Set down the records once more, please, exactly and with the pictures left out.

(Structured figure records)
════════════════════
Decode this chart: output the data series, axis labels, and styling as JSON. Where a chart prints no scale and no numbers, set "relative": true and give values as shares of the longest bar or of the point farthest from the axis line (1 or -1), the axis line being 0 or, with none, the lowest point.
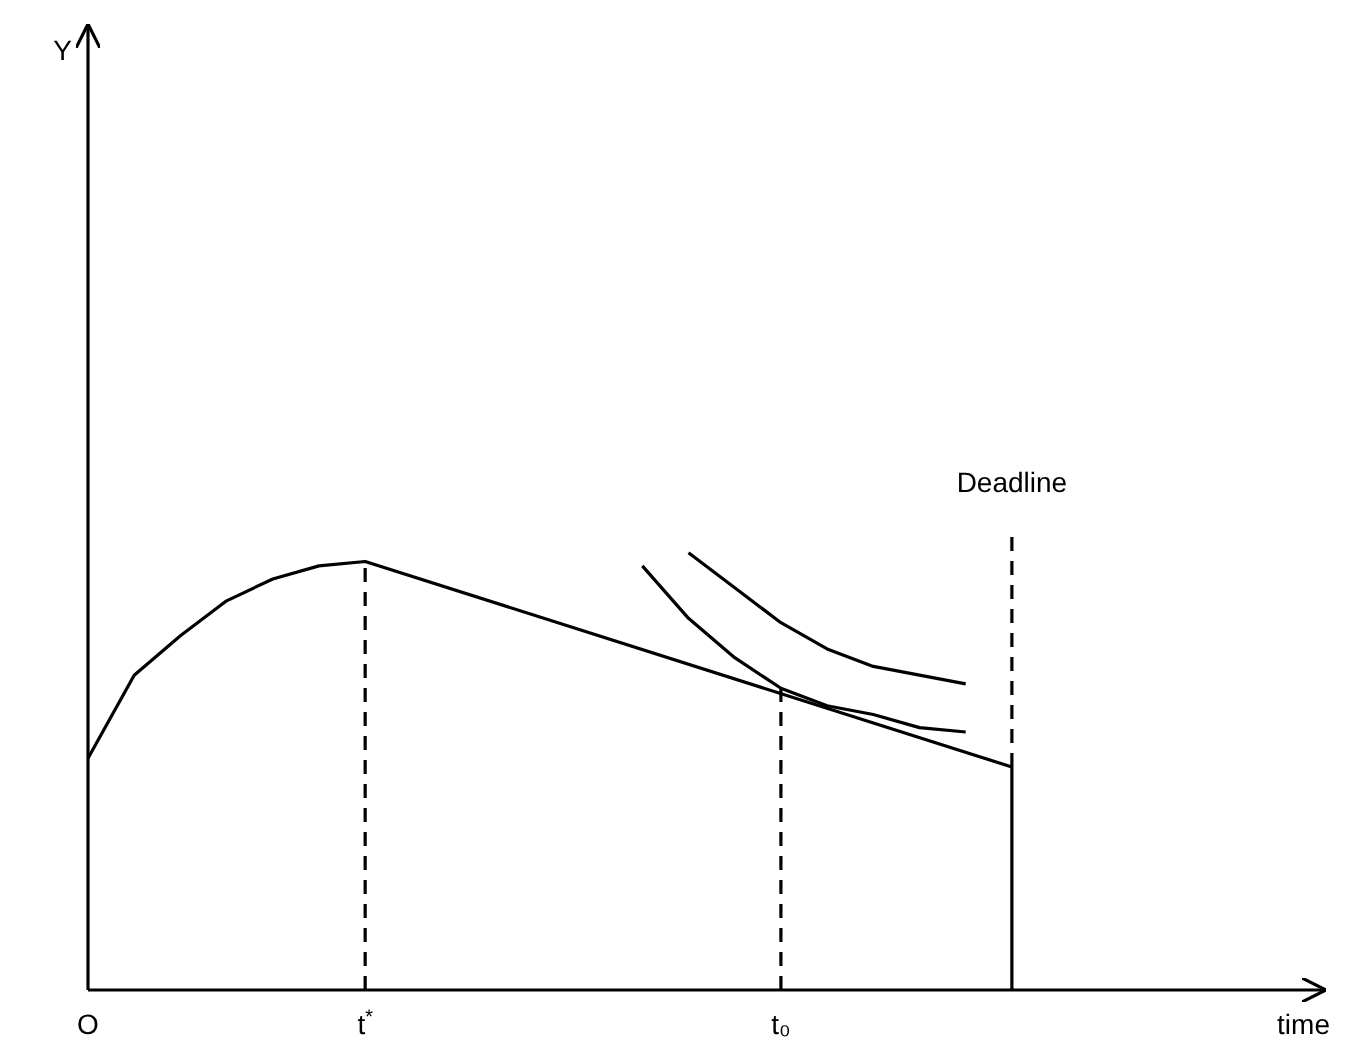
{
  "chart_data": {
    "type": "line",
    "relative": true,
    "xlabel": "time",
    "categories": [
      "O",
      null,
      null,
      null,
      null,
      null,
      "t$^{*}$",
      null,
      null,
      null,
      null,
      null,
      null,
      null,
      null,
      "t₀",
      null,
      null,
      null,
      null,
      null,
      null,
      null,
      null,
      null,
      null,
      null
    ],
    "series": [
      {
        "color": "#000000",
        "line_style": "solid",
        "values": [
          0.53,
          0.72,
          0.81,
          0.89,
          0.94,
          0.97,
          0.98,
          null,
          null,
          null,
          null,
          null,
          null,
          null,
          null,
          null,
          null,
          null,
          null,
          null,
          0.51,
          null,
          null,
          null,
          null,
          null,
          null
        ]
      },
      {
        "color": "#000000",
        "line_style": "solid",
        "values": [
          null,
          null,
          null,
          null,
          null,
          null,
          null,
          null,
          null,
          null,
          null,
          null,
          0.97,
          0.85,
          0.76,
          0.69,
          0.65,
          0.63,
          0.6,
          0.59,
          null,
          null,
          null,
          null,
          null,
          null,
          null
        ]
      },
      {
        "color": "#000000",
        "line_style": "solid",
        "values": [
          null,
          null,
          null,
          null,
          null,
          null,
          null,
          null,
          null,
          null,
          null,
          null,
          null,
          1,
          0.92,
          0.84,
          0.78,
          0.74,
          0.72,
          0.7,
          null,
          null,
          null,
          null,
          null,
          null,
          null
        ]
      }
    ],
    "ref_lines": [
      {
        "axis": "x",
        "value": "t$^{*}$",
        "line_style": "dashed",
        "color": "#000000"
      },
      {
        "axis": "x",
        "value": "t₀",
        "line_style": "dashed",
        "color": "#000000"
      }
    ],
    "annotations": [
      "Deadline",
      "Y"
    ],
    "marker": "none",
    "grid": false,
    "legend": false
  }
}
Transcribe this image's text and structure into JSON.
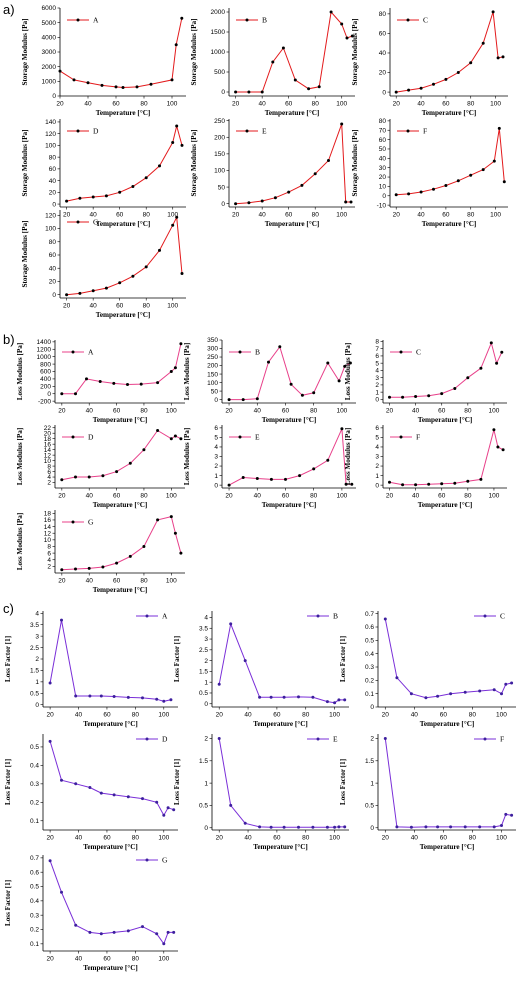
════════════════════
--- Reply to the task ---
Decode this chart: output the data series, axis labels, and styling as JSON. Where a chart prints no scale and no numbers, set "relative": true and give values as shares of the longest bar or of the point farthest from the axis line (1 or -1), the axis line being 0 or, with none, the lowest point.
{
  "chart_data": {
    "type": "line",
    "relative": true,
    "xlabel": "time",
    "categories": [
      "O",
      null,
      null,
      null,
      null,
      null,
      "t$^{*}$",
      null,
      null,
      null,
      null,
      null,
      null,
      null,
      null,
      "t₀",
      null,
      null,
      null,
      null,
      null,
      null,
      null,
      null,
      null,
      null,
      null
    ],
    "series": [
      {
        "color": "#000000",
        "line_style": "solid",
        "values": [
          0.53,
          0.72,
          0.81,
          0.89,
          0.94,
          0.97,
          0.98,
          null,
          null,
          null,
          null,
          null,
          null,
          null,
          null,
          null,
          null,
          null,
          null,
          null,
          0.51,
          null,
          null,
          null,
          null,
          null,
          null
        ]
      },
      {
        "color": "#000000",
        "line_style": "solid",
        "values": [
          null,
          null,
          null,
          null,
          null,
          null,
          null,
          null,
          null,
          null,
          null,
          null,
          0.97,
          0.85,
          0.76,
          0.69,
          0.65,
          0.63,
          0.6,
          0.59,
          null,
          null,
          null,
          null,
          null,
          null,
          null
        ]
      },
      {
        "color": "#000000",
        "line_style": "solid",
        "values": [
          null,
          null,
          null,
          null,
          null,
          null,
          null,
          null,
          null,
          null,
          null,
          null,
          null,
          1,
          0.92,
          0.84,
          0.78,
          0.74,
          0.72,
          0.7,
          null,
          null,
          null,
          null,
          null,
          null,
          null
        ]
      }
    ],
    "ref_lines": [
      {
        "axis": "x",
        "value": "t$^{*}$",
        "line_style": "dashed",
        "color": "#000000"
      },
      {
        "axis": "x",
        "value": "t₀",
        "line_style": "dashed",
        "color": "#000000"
      }
    ],
    "annotations": [
      "Deadline",
      "Y"
    ],
    "marker": "none",
    "grid": false,
    "legend": false
  }
}
Transcribe this image's text and structure into JSON.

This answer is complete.